— START OF DATA —

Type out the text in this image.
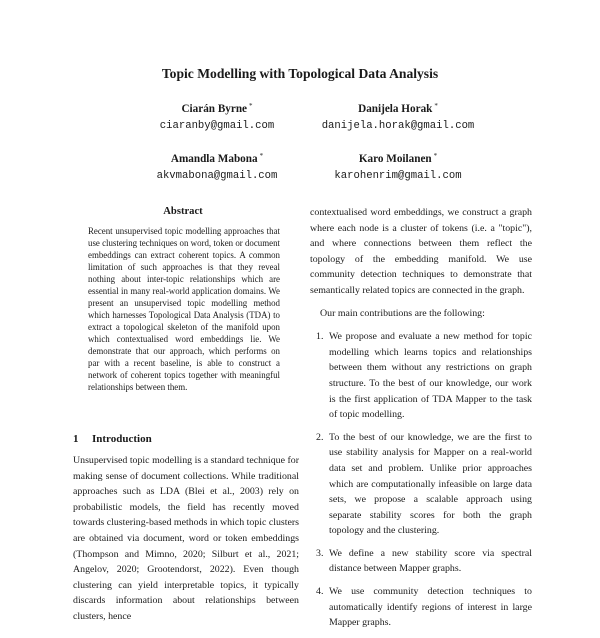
Topic Modelling with Topological Data Analysis
Ciarán Byrne *
ciaranby@gmail.com
Danijela Horak *
danijela.horak@gmail.com
Amandla Mabona *
akvmabona@gmail.com
Karo Moilanen *
karohenrim@gmail.com
Abstract
Recent unsupervised topic modelling approaches that use clustering techniques on word, token or document embeddings can extract coherent topics. A common limitation of such approaches is that they reveal nothing about inter-topic relationships which are essential in many real-world application domains. We present an unsupervised topic modelling method which harnesses Topological Data Analysis (TDA) to extract a topological skeleton of the manifold upon which contextualised word embeddings lie. We demonstrate that our approach, which performs on par with a recent baseline, is able to construct a network of coherent topics together with meaningful relationships between them.
1 Introduction
Unsupervised topic modelling is a standard technique for making sense of document collections. While traditional approaches such as LDA (Blei et al., 2003) rely on probabilistic models, the field has recently moved towards clustering-based methods in which topic clusters are obtained via document, word or token embeddings (Thompson and Mimno, 2020; Silburt et al., 2021; Angelov, 2020; Grootendorst, 2022). Even though clustering can yield interpretable topics, it typically discards information about relationships between clusters, hence

contextualised word embeddings, we construct a graph where each node is a cluster of tokens (i.e. a "topic"), and where connections between them reflect the topology of the embedding manifold. We use community detection techniques to demonstrate that semantically related topics are connected in the graph.

Our main contributions are the following:

1. We propose and evaluate a new method for topic modelling which learns topics and relationships between them without any restrictions on graph structure. To the best of our knowledge, our work is the first application of TDA Mapper to the task of topic modelling.
2. To the best of our knowledge, we are the first to use stability analysis for Mapper on a real-world data set and problem. Unlike prior approaches which are computationally infeasible on large data sets, we propose a scalable approach using separate stability scores for both the graph topology and the clustering.
3. We define a new stability score via spectral distance between Mapper graphs.
4. We use community detection techniques to automatically identify regions of interest in large Mapper graphs.
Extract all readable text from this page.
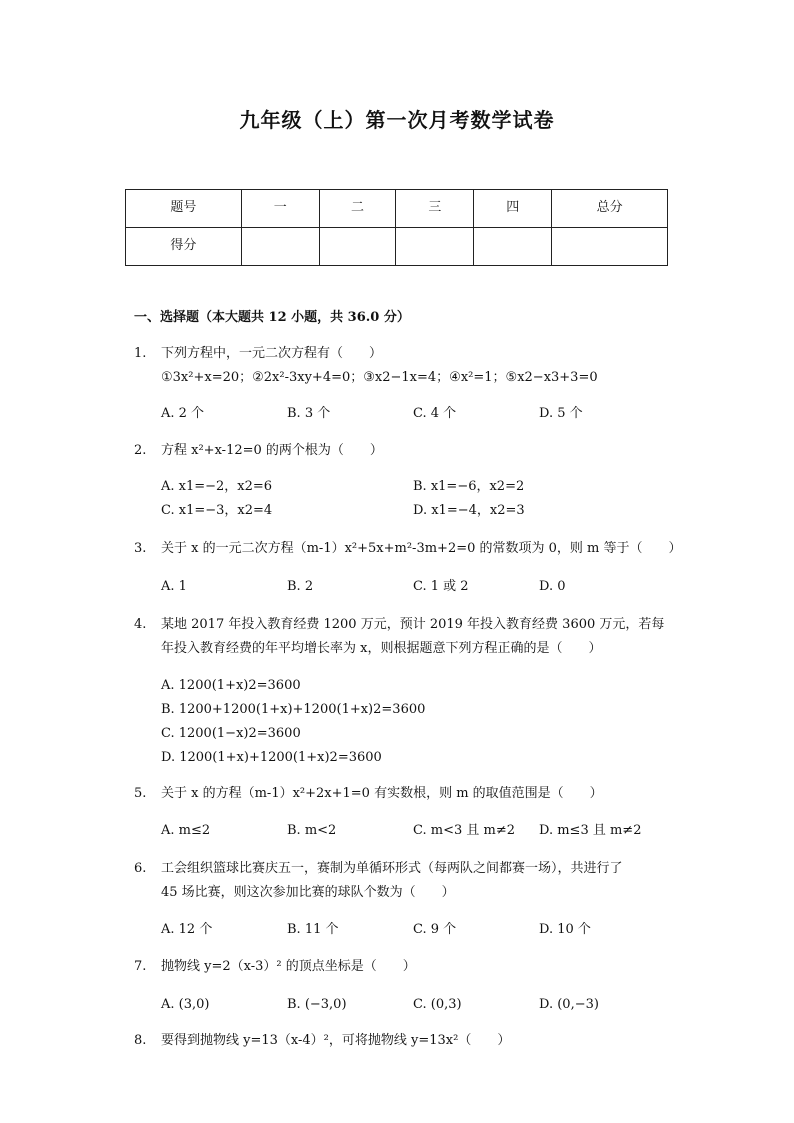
九年级（上）第一次月考数学试卷
题号	一	二	三	四	总分
得分					
一、选择题（本大题共 12 小题，共 36.0 分）
1.	下列方程中，一元二次方程有（　　）
①3x²+x=20；②2x²-3xy+4=0；③x2−1x=4；④x²=1；⑤x2−x3+3=0
A. 2 个	B. 3 个	C. 4 个	D. 5 个
2.	方程 x²+x-12=0 的两个根为（　　）
A. x1=−2，x2=6	B. x1=−6，x2=2
C. x1=−3，x2=4	D. x1=−4，x2=3
3.	关于 x 的一元二次方程（m-1）x²+5x+m²-3m+2=0 的常数项为 0，则 m 等于（　　）
A. 1	B. 2	C. 1 或 2	D. 0
4.	某地 2017 年投入教育经费 1200 万元，预计 2019 年投入教育经费 3600 万元，若每
年投入教育经费的年平均增长率为 x，则根据题意下列方程正确的是（　　）
A. 1200(1+x)2=3600
B. 1200+1200(1+x)+1200(1+x)2=3600
C. 1200(1−x)2=3600
D. 1200(1+x)+1200(1+x)2=3600
5.	关于 x 的方程（m-1）x²+2x+1=0 有实数根，则 m 的取值范围是（　　）
A. m≤2	B. m<2	C. m<3 且 m≠2 D. m≤3 且 m≠2
6.	工会组织篮球比赛庆五一，赛制为单循环形式（每两队之间都赛一场），共进行了
45 场比赛，则这次参加比赛的球队个数为（　　）
A. 12 个	B. 11 个	C. 9 个	D. 10 个
7.	抛物线 y=2（x-3）² 的顶点坐标是（　　）
A. (3,0)	B. (−3,0)	C. (0,3)	D. (0,−3)
8.	要得到抛物线 y=13（x-4）²，可将抛物线 y=13x²（　　）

— END OF DATA —

Return the listing above unchanged, apart from dropping its pictures.

FINISHED EXERCISE >>
Type out the text in this image.
Topic Modelling with Topological Data Analysis
Ciarán Byrne *
ciaranby@gmail.com
Danijela Horak *
danijela.horak@gmail.com
Amandla Mabona *
akvmabona@gmail.com
Karo Moilanen *
karohenrim@gmail.com
Abstract
Recent unsupervised topic modelling approaches that use clustering techniques on word, token or document embeddings can extract coherent topics. A common limitation of such approaches is that they reveal nothing about inter-topic relationships which are essential in many real-world application domains. We present an unsupervised topic modelling method which harnesses Topological Data Analysis (TDA) to extract a topological skeleton of the manifold upon which contextualised word embeddings lie. We demonstrate that our approach, which performs on par with a recent baseline, is able to construct a network of coherent topics together with meaningful relationships between them.
1 Introduction
Unsupervised topic modelling is a standard technique for making sense of document collections. While traditional approaches such as LDA (Blei et al., 2003) rely on probabilistic models, the field has recently moved towards clustering-based methods in which topic clusters are obtained via document, word or token embeddings (Thompson and Mimno, 2020; Silburt et al., 2021; Angelov, 2020; Grootendorst, 2022). Even though clustering can yield interpretable topics, it typically discards information about relationships between clusters, hence

contextualised word embeddings, we construct a graph where each node is a cluster of tokens (i.e. a "topic"), and where connections between them reflect the topology of the embedding manifold. We use community detection techniques to demonstrate that semantically related topics are connected in the graph.

Our main contributions are the following:

1. We propose and evaluate a new method for topic modelling which learns topics and relationships between them without any restrictions on graph structure. To the best of our knowledge, our work is the first application of TDA Mapper to the task of topic modelling.
2. To the best of our knowledge, we are the first to use stability analysis for Mapper on a real-world data set and problem. Unlike prior approaches which are computationally infeasible on large data sets, we propose a scalable approach using separate stability scores for both the graph topology and the clustering.
3. We define a new stability score via spectral distance between Mapper graphs.
4. We use community detection techniques to automatically identify regions of interest in large Mapper graphs.
Extract all readable text from this page.
九年级（上）第一次月考数学试卷
题号	一	二	三	四	总分
得分					
一、选择题（本大题共 12 小题，共 36.0 分）
1.	下列方程中，一元二次方程有（　　）
①3x²+x=20；②2x²-3xy+4=0；③x2−1x=4；④x²=1；⑤x2−x3+3=0
A. 2 个	B. 3 个	C. 4 个	D. 5 个
2.	方程 x²+x-12=0 的两个根为（　　）
A. x1=−2，x2=6	B. x1=−6，x2=2
C. x1=−3，x2=4	D. x1=−4，x2=3
3.	关于 x 的一元二次方程（m-1）x²+5x+m²-3m+2=0 的常数项为 0，则 m 等于（　　）
A. 1	B. 2	C. 1 或 2	D. 0
4.	某地 2017 年投入教育经费 1200 万元，预计 2019 年投入教育经费 3600 万元，若每
年投入教育经费的年平均增长率为 x，则根据题意下列方程正确的是（　　）
A. 1200(1+x)2=3600
B. 1200+1200(1+x)+1200(1+x)2=3600
C. 1200(1−x)2=3600
D. 1200(1+x)+1200(1+x)2=3600
5.	关于 x 的方程（m-1）x²+2x+1=0 有实数根，则 m 的取值范围是（　　）
A. m≤2	B. m<2	C. m<3 且 m≠2 D. m≤3 且 m≠2
6.	工会组织篮球比赛庆五一，赛制为单循环形式（每两队之间都赛一场），共进行了
45 场比赛，则这次参加比赛的球队个数为（　　）
A. 12 个	B. 11 个	C. 9 个	D. 10 个
7.	抛物线 y=2（x-3）² 的顶点坐标是（　　）
A. (3,0)	B. (−3,0)	C. (0,3)	D. (0,−3)
8.	要得到抛物线 y=13（x-4）²，可将抛物线 y=13x²（　　）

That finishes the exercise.